-- Start of TASK MATERIAL --

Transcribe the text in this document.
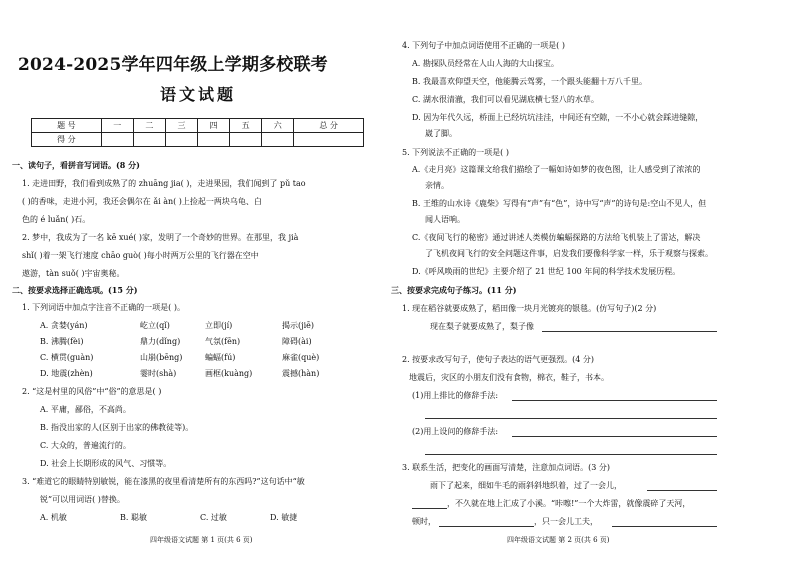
2024-2025学年四年级上学期多校联考
语文试题
题 号	一	二	三	四	五	六	总 分
得 分							
一、读句子，看拼音写词语。(8 分)
1. 走进田野，我们看到成熟了的 zhuāng jia( )，走进果园，我们闻到了 pǔ tao
( )的香味，走进小河，我还会偶尔在 ǎi àn( )上捡起一两块乌龟、白
色的 é luǎn( )石。
2. 梦中，我成为了一名 kē xué( )家，发明了一个奇妙的世界。在那里，我 jià
shǐ( )着一架飞行速度 chāo guò( )每小时两万公里的飞行器在空中
遨游，tàn suǒ( )宇宙奥秘。
二、按要求选择正确选项。(15 分)
1. 下列词语中加点字注音不正确的一项是( )。
A. 贪婪(yán)	屹立(qǐ)	立即(jí)	揭示(jiē)
B. 沸腾(fèi)	鼎力(dǐng)	气氛(fēn)	障碍(ài)
C. 横贯(guàn)	山崩(bēng)	蝙蝠(fú)	麻雀(què)
D. 地震(zhèn)	霎时(shà)	画框(kuàng)	震撼(hàn)
2. “这是村里的风俗”中“俗”的意思是( )
A. 平庸，鄙俗，不高尚。
B. 指没出家的人(区别于出家的佛教徒等)。
C. 大众的，普遍流行的。
D. 社会上长期形成的风气、习惯等。
3. “难道它的眼睛特别敏锐，能在漆黑的夜里看清楚所有的东西吗?”这句话中“敏
锐”可以用词语( )替换。
A. 机敏	B. 聪敏	C. 过敏	D. 敏捷
四年级语文试题 第 1 页(共 6 页)
4. 下列句子中加点词语使用不正确的一项是( )
A. 勘探队员经常在人山人海的大山探宝。
B. 我最喜欢仰望天空，他能腾云驾雾，一个跟头能翻十万八千里。
C. 湖水很清澈，我们可以看见湖底横七竖八的水草。
D. 因为年代久远，桥面上已经坑坑洼洼，中间还有空隙，一不小心就会踩进缝隙，
崴了脚。
5. 下列说法不正确的一项是( )
A.《走月亮》这篇课文给我们描绘了一幅如诗如梦的夜色图，让人感受到了浓浓的
亲情。
B. 王维的山水诗《鹿柴》写得有“声”有“色”，诗中写“声”的诗句是:空山不见人，但
闻人语响。
C.《夜间飞行的秘密》通过讲述人类模仿蝙蝠探路的方法给飞机装上了雷达，解决
了飞机夜间飞行的安全问题这件事，启发我们要像科学家一样，乐于观察与探索。
D.《呼风唤雨的世纪》主要介绍了 21 世纪 100 年间的科学技术发展历程。
三、按要求完成句子练习。(11 分)
1. 现在稻谷就要成熟了，稻田像一块月光镀亮的银毯。(仿写句子)(2 分)
现在梨子就要成熟了，梨子像
2. 按要求改写句子，使句子表达的语气更强烈。(4 分)
地震后，灾区的小朋友们没有食物，棉衣，鞋子，书本。
(1)用上排比的修辞手法:
(2)用上设问的修辞手法:
3. 联系生活，把变化的画面写清楚，注意加点词语。(3 分)
雨下了起来，细如牛毛的雨斜斜地织着，过了一会儿，
，不久就在地上汇成了小溪。“咔嚓!”一个大炸雷，就像震碎了天河，
顿时，	，只一会儿工夫，
四年级语文试题 第 2 页(共 6 页)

-- End of TASK MATERIAL --

* GIVEN REQUEST:
Generate a word-for-word copy of the preceding records, excluding all pictures.

* IN RESPONSE:
Transcribe the text in this document.
2024-2025学年四年级上学期多校联考
语文试题
题 号	一	二	三	四	五	六	总 分
得 分							
一、读句子，看拼音写词语。(8 分)
1. 走进田野，我们看到成熟了的 zhuāng jia( )，走进果园，我们闻到了 pǔ tao
( )的香味，走进小河，我还会偶尔在 ǎi àn( )上捡起一两块乌龟、白
色的 é luǎn( )石。
2. 梦中，我成为了一名 kē xué( )家，发明了一个奇妙的世界。在那里，我 jià
shǐ( )着一架飞行速度 chāo guò( )每小时两万公里的飞行器在空中
遨游，tàn suǒ( )宇宙奥秘。
二、按要求选择正确选项。(15 分)
1. 下列词语中加点字注音不正确的一项是( )。
A. 贪婪(yán)	屹立(qǐ)	立即(jí)	揭示(jiē)
B. 沸腾(fèi)	鼎力(dǐng)	气氛(fēn)	障碍(ài)
C. 横贯(guàn)	山崩(bēng)	蝙蝠(fú)	麻雀(què)
D. 地震(zhèn)	霎时(shà)	画框(kuàng)	震撼(hàn)
2. “这是村里的风俗”中“俗”的意思是( )
A. 平庸，鄙俗，不高尚。
B. 指没出家的人(区别于出家的佛教徒等)。
C. 大众的，普遍流行的。
D. 社会上长期形成的风气、习惯等。
3. “难道它的眼睛特别敏锐，能在漆黑的夜里看清楚所有的东西吗?”这句话中“敏
锐”可以用词语( )替换。
A. 机敏	B. 聪敏	C. 过敏	D. 敏捷
四年级语文试题 第 1 页(共 6 页)
4. 下列句子中加点词语使用不正确的一项是( )
A. 勘探队员经常在人山人海的大山探宝。
B. 我最喜欢仰望天空，他能腾云驾雾，一个跟头能翻十万八千里。
C. 湖水很清澈，我们可以看见湖底横七竖八的水草。
D. 因为年代久远，桥面上已经坑坑洼洼，中间还有空隙，一不小心就会踩进缝隙，
崴了脚。
5. 下列说法不正确的一项是( )
A.《走月亮》这篇课文给我们描绘了一幅如诗如梦的夜色图，让人感受到了浓浓的
亲情。
B. 王维的山水诗《鹿柴》写得有“声”有“色”，诗中写“声”的诗句是:空山不见人，但
闻人语响。
C.《夜间飞行的秘密》通过讲述人类模仿蝙蝠探路的方法给飞机装上了雷达，解决
了飞机夜间飞行的安全问题这件事，启发我们要像科学家一样，乐于观察与探索。
D.《呼风唤雨的世纪》主要介绍了 21 世纪 100 年间的科学技术发展历程。
三、按要求完成句子练习。(11 分)
1. 现在稻谷就要成熟了，稻田像一块月光镀亮的银毯。(仿写句子)(2 分)
现在梨子就要成熟了，梨子像
2. 按要求改写句子，使句子表达的语气更强烈。(4 分)
地震后，灾区的小朋友们没有食物，棉衣，鞋子，书本。
(1)用上排比的修辞手法:
(2)用上设问的修辞手法:
3. 联系生活，把变化的画面写清楚，注意加点词语。(3 分)
雨下了起来，细如牛毛的雨斜斜地织着，过了一会儿，
，不久就在地上汇成了小溪。“咔嚓!”一个大炸雷，就像震碎了天河，
顿时，	，只一会儿工夫，
四年级语文试题 第 2 页(共 6 页)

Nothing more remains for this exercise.